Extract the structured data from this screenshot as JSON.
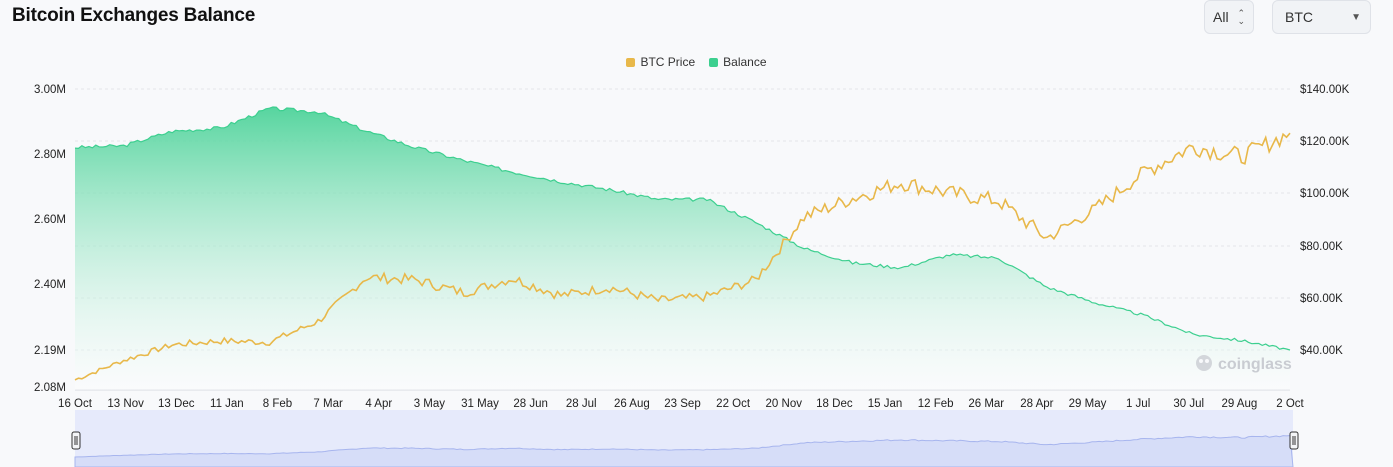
{
  "page": {
    "title": "Bitcoin Exchanges Balance",
    "range_select": "All",
    "asset_select": "BTC",
    "watermark": "coinglass"
  },
  "icons": {
    "range_caret": "up-down-chevron-icon",
    "asset_caret": "caret-down-icon",
    "watermark_logo": "coinglass-logo-icon",
    "slider_handle": "drag-handle-icon"
  },
  "colors": {
    "btc_price": "#e8b84a",
    "balance": "#3ccf8f",
    "balance_fill_top": "#4ed39a",
    "balance_fill_bottom": "#ffffff",
    "navigator_fill": "#dfe5fb",
    "navigator_line": "#aab8ee"
  },
  "chart_data": {
    "type": "line",
    "title": "Bitcoin Exchanges Balance",
    "legend_position": "top-center",
    "grid": true,
    "x_ticks": [
      "16 Oct",
      "13 Nov",
      "13 Dec",
      "11 Jan",
      "8 Feb",
      "7 Mar",
      "4 Apr",
      "3 May",
      "31 May",
      "28 Jun",
      "28 Jul",
      "26 Aug",
      "23 Sep",
      "22 Oct",
      "20 Nov",
      "18 Dec",
      "15 Jan",
      "12 Feb",
      "26 Mar",
      "28 Apr",
      "29 May",
      "1 Jul",
      "30 Jul",
      "29 Aug",
      "2 Oct"
    ],
    "y_left_ticks": [
      "3.00M",
      "2.80M",
      "2.60M",
      "2.40M",
      "2.19M",
      "2.08M"
    ],
    "y_left_tick_values": [
      3000000,
      2800000,
      2600000,
      2400000,
      2190000,
      2080000
    ],
    "y_left_range": [
      2080000,
      3000000
    ],
    "y_right_ticks": [
      "$140.00K",
      "$120.00K",
      "$100.00K",
      "$80.00K",
      "$60.00K",
      "$40.00K"
    ],
    "y_right_tick_values": [
      140000,
      120000,
      100000,
      80000,
      60000,
      40000
    ],
    "y_right_range": [
      26000,
      140000
    ],
    "series": [
      {
        "name": "BTC Price",
        "axis": "right",
        "values": [
          28500,
          36000,
          42000,
          43500,
          43000,
          51000,
          68000,
          67000,
          62000,
          67500,
          61000,
          64000,
          59000,
          60500,
          67000,
          91000,
          98000,
          104000,
          100000,
          97000,
          83000,
          94000,
          108000,
          118000,
          114000,
          123000
        ]
      },
      {
        "name": "Balance",
        "axis": "left",
        "values": [
          2820000,
          2825000,
          2870000,
          2880000,
          2940000,
          2930000,
          2870000,
          2820000,
          2780000,
          2745000,
          2715000,
          2690000,
          2660000,
          2660000,
          2590000,
          2510000,
          2465000,
          2450000,
          2490000,
          2480000,
          2390000,
          2340000,
          2300000,
          2240000,
          2220000,
          2190000
        ]
      }
    ]
  }
}
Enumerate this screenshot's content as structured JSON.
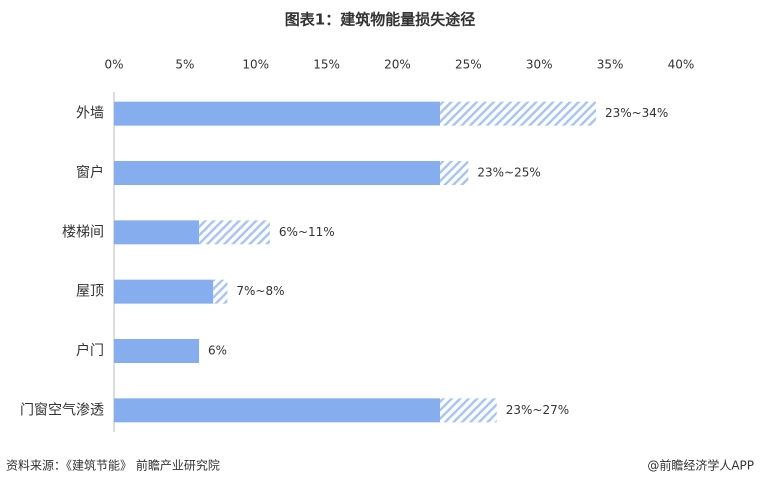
{
  "chart_data": {
    "type": "range-bar",
    "title": "图表1：建筑物能量损失途径",
    "categories": [
      "外墙",
      "窗户",
      "楼梯间",
      "屋顶",
      "户门",
      "门窗空气渗透"
    ],
    "series": [
      {
        "color": "#86aeee",
        "values": [
          23,
          23,
          6,
          7,
          6,
          23
        ]
      },
      {
        "color": "#86aeee",
        "hatch": true,
        "values": [
          34,
          25,
          11,
          8,
          6,
          27
        ]
      }
    ],
    "value_labels": [
      "23%~34%",
      "23%~25%",
      "6%~11%",
      "7%~8%",
      "6%",
      "23%~27%"
    ],
    "xlim": [
      0,
      40
    ],
    "xticks": [
      {
        "value": 0,
        "label": "0%"
      },
      {
        "value": 5,
        "label": "5%"
      },
      {
        "value": 10,
        "label": "10%"
      },
      {
        "value": 15,
        "label": "15%"
      },
      {
        "value": 20,
        "label": "20%"
      },
      {
        "value": 25,
        "label": "25%"
      },
      {
        "value": 30,
        "label": "30%"
      },
      {
        "value": 35,
        "label": "35%"
      },
      {
        "value": 40,
        "label": "40%"
      }
    ],
    "source": "资料来源：《建筑节能》 前瞻产业研究院",
    "credit": "@前瞻经济学人APP"
  }
}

### What you should do
All preceding records should be duplicated verbatim, images excepted.

### Written answer
Extract the structured data from this screenshot as JSON.
{
  "page": {
    "title": "Bitcoin Exchanges Balance",
    "range_select": "All",
    "asset_select": "BTC",
    "watermark": "coinglass"
  },
  "icons": {
    "range_caret": "up-down-chevron-icon",
    "asset_caret": "caret-down-icon",
    "watermark_logo": "coinglass-logo-icon",
    "slider_handle": "drag-handle-icon"
  },
  "colors": {
    "btc_price": "#e8b84a",
    "balance": "#3ccf8f",
    "balance_fill_top": "#4ed39a",
    "balance_fill_bottom": "#ffffff",
    "navigator_fill": "#dfe5fb",
    "navigator_line": "#aab8ee"
  },
  "chart_data": {
    "type": "line",
    "title": "Bitcoin Exchanges Balance",
    "legend_position": "top-center",
    "grid": true,
    "x_ticks": [
      "16 Oct",
      "13 Nov",
      "13 Dec",
      "11 Jan",
      "8 Feb",
      "7 Mar",
      "4 Apr",
      "3 May",
      "31 May",
      "28 Jun",
      "28 Jul",
      "26 Aug",
      "23 Sep",
      "22 Oct",
      "20 Nov",
      "18 Dec",
      "15 Jan",
      "12 Feb",
      "26 Mar",
      "28 Apr",
      "29 May",
      "1 Jul",
      "30 Jul",
      "29 Aug",
      "2 Oct"
    ],
    "y_left_ticks": [
      "3.00M",
      "2.80M",
      "2.60M",
      "2.40M",
      "2.19M",
      "2.08M"
    ],
    "y_left_tick_values": [
      3000000,
      2800000,
      2600000,
      2400000,
      2190000,
      2080000
    ],
    "y_left_range": [
      2080000,
      3000000
    ],
    "y_right_ticks": [
      "$140.00K",
      "$120.00K",
      "$100.00K",
      "$80.00K",
      "$60.00K",
      "$40.00K"
    ],
    "y_right_tick_values": [
      140000,
      120000,
      100000,
      80000,
      60000,
      40000
    ],
    "y_right_range": [
      26000,
      140000
    ],
    "series": [
      {
        "name": "BTC Price",
        "axis": "right",
        "values": [
          28500,
          36000,
          42000,
          43500,
          43000,
          51000,
          68000,
          67000,
          62000,
          67500,
          61000,
          64000,
          59000,
          60500,
          67000,
          91000,
          98000,
          104000,
          100000,
          97000,
          83000,
          94000,
          108000,
          118000,
          114000,
          123000
        ]
      },
      {
        "name": "Balance",
        "axis": "left",
        "values": [
          2820000,
          2825000,
          2870000,
          2880000,
          2940000,
          2930000,
          2870000,
          2820000,
          2780000,
          2745000,
          2715000,
          2690000,
          2660000,
          2660000,
          2590000,
          2510000,
          2465000,
          2450000,
          2490000,
          2480000,
          2390000,
          2340000,
          2300000,
          2240000,
          2220000,
          2190000
        ]
      }
    ]
  }
}
Enumerate this screenshot's content as structured JSON.
{
  "chart_data": {
    "type": "range-bar",
    "title": "图表1：建筑物能量损失途径",
    "categories": [
      "外墙",
      "窗户",
      "楼梯间",
      "屋顶",
      "户门",
      "门窗空气渗透"
    ],
    "series": [
      {
        "color": "#86aeee",
        "values": [
          23,
          23,
          6,
          7,
          6,
          23
        ]
      },
      {
        "color": "#86aeee",
        "hatch": true,
        "values": [
          34,
          25,
          11,
          8,
          6,
          27
        ]
      }
    ],
    "value_labels": [
      "23%~34%",
      "23%~25%",
      "6%~11%",
      "7%~8%",
      "6%",
      "23%~27%"
    ],
    "xlim": [
      0,
      40
    ],
    "xticks": [
      {
        "value": 0,
        "label": "0%"
      },
      {
        "value": 5,
        "label": "5%"
      },
      {
        "value": 10,
        "label": "10%"
      },
      {
        "value": 15,
        "label": "15%"
      },
      {
        "value": 20,
        "label": "20%"
      },
      {
        "value": 25,
        "label": "25%"
      },
      {
        "value": 30,
        "label": "30%"
      },
      {
        "value": 35,
        "label": "35%"
      },
      {
        "value": 40,
        "label": "40%"
      }
    ],
    "source": "资料来源：《建筑节能》 前瞻产业研究院",
    "credit": "@前瞻经济学人APP"
  }
}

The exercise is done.